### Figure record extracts

* * * *

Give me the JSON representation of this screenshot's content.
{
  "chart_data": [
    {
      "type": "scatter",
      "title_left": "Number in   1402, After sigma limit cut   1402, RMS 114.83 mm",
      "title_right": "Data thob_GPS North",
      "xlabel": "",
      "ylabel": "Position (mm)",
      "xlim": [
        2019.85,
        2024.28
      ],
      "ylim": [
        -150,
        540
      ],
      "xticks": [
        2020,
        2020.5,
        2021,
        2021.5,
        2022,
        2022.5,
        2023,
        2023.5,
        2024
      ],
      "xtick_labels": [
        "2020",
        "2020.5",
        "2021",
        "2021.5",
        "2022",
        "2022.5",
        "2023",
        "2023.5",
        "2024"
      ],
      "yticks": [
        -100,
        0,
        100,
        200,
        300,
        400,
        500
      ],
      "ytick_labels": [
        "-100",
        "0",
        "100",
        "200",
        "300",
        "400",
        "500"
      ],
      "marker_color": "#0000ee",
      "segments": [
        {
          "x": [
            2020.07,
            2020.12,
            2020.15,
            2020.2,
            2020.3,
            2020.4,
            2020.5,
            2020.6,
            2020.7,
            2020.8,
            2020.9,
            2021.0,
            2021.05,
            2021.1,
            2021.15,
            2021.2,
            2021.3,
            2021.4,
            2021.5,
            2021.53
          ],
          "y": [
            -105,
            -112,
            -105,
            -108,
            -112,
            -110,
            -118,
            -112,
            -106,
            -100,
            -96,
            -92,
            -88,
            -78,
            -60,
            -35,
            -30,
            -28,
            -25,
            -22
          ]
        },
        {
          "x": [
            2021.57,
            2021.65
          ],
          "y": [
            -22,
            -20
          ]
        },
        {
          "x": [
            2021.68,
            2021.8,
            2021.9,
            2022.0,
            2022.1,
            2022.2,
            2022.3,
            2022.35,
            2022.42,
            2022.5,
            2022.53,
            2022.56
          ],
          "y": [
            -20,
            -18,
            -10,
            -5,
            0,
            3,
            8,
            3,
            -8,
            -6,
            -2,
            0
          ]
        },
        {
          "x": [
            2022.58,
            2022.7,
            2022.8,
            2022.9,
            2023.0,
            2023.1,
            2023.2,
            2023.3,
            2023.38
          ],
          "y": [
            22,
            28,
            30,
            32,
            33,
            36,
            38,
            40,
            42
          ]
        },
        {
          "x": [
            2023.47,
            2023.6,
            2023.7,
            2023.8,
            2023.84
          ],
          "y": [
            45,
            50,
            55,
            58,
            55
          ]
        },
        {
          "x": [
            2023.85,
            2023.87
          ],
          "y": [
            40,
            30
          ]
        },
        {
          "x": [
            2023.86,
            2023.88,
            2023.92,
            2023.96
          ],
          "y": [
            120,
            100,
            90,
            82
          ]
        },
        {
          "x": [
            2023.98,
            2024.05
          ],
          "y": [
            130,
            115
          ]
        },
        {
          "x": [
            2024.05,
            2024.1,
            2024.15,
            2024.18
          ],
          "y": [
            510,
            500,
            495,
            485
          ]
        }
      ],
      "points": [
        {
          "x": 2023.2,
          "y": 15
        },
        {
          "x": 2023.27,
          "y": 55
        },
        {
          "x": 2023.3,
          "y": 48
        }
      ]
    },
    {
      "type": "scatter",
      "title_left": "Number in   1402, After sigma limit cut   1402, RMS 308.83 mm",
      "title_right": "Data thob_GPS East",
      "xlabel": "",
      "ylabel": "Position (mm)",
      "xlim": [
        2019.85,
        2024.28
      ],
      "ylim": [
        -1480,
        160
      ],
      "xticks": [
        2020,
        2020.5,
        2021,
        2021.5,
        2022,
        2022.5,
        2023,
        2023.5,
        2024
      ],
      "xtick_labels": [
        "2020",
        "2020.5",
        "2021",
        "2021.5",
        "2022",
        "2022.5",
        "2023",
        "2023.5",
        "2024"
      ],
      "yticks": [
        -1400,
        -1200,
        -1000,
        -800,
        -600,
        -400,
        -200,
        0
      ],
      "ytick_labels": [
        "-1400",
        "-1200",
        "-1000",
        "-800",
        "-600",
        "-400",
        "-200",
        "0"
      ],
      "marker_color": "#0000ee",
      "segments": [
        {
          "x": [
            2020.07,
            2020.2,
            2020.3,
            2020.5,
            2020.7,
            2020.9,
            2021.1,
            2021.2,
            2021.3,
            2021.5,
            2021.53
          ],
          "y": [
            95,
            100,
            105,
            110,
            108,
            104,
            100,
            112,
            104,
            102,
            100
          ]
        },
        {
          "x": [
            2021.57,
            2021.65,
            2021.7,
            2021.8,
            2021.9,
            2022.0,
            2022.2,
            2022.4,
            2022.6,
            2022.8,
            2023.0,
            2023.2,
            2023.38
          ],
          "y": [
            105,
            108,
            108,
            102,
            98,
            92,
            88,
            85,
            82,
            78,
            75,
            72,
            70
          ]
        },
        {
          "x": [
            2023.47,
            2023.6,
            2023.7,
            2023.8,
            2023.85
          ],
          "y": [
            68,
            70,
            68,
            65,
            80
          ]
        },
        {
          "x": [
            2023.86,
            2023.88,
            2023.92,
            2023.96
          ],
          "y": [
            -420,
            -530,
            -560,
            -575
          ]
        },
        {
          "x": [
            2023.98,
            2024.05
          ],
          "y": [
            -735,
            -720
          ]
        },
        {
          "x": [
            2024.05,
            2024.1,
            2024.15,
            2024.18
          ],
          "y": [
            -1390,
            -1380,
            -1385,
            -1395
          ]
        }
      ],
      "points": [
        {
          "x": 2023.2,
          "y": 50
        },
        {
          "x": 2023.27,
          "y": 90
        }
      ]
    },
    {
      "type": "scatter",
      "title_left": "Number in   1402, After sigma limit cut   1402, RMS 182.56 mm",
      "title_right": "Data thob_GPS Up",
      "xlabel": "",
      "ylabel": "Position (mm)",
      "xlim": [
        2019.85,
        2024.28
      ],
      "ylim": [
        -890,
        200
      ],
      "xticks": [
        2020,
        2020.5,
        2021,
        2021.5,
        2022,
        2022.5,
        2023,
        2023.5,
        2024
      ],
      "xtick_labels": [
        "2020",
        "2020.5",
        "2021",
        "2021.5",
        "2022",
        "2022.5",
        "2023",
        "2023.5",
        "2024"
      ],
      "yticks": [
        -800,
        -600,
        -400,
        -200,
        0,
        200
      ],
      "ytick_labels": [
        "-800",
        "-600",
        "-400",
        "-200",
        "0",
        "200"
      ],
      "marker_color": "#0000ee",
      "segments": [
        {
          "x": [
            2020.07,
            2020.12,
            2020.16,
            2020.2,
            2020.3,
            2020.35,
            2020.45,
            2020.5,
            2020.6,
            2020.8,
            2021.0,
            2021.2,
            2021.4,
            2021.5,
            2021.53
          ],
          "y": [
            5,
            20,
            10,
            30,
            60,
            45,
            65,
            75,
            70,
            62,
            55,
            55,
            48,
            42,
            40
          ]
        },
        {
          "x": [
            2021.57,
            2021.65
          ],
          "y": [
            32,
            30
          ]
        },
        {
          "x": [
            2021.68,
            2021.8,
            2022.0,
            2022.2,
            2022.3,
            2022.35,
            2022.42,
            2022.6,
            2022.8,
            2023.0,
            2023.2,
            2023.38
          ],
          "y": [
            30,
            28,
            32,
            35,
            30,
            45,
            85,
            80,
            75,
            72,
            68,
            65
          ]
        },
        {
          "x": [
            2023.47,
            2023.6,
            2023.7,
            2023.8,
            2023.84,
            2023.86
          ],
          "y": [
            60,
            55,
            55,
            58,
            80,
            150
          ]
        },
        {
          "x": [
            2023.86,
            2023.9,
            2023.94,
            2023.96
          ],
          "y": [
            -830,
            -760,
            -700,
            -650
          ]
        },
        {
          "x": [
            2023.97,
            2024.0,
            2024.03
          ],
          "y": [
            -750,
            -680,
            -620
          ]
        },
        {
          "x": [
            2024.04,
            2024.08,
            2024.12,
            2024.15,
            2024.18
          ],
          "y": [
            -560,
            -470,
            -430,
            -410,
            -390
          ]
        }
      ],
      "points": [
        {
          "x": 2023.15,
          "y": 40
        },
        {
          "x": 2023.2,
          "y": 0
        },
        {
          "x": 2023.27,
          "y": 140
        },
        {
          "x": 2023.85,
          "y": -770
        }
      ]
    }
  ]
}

* * * *

### To be done
What is the number of lines above that contain "sigma"? Answer with that number only.

### Expected answer
3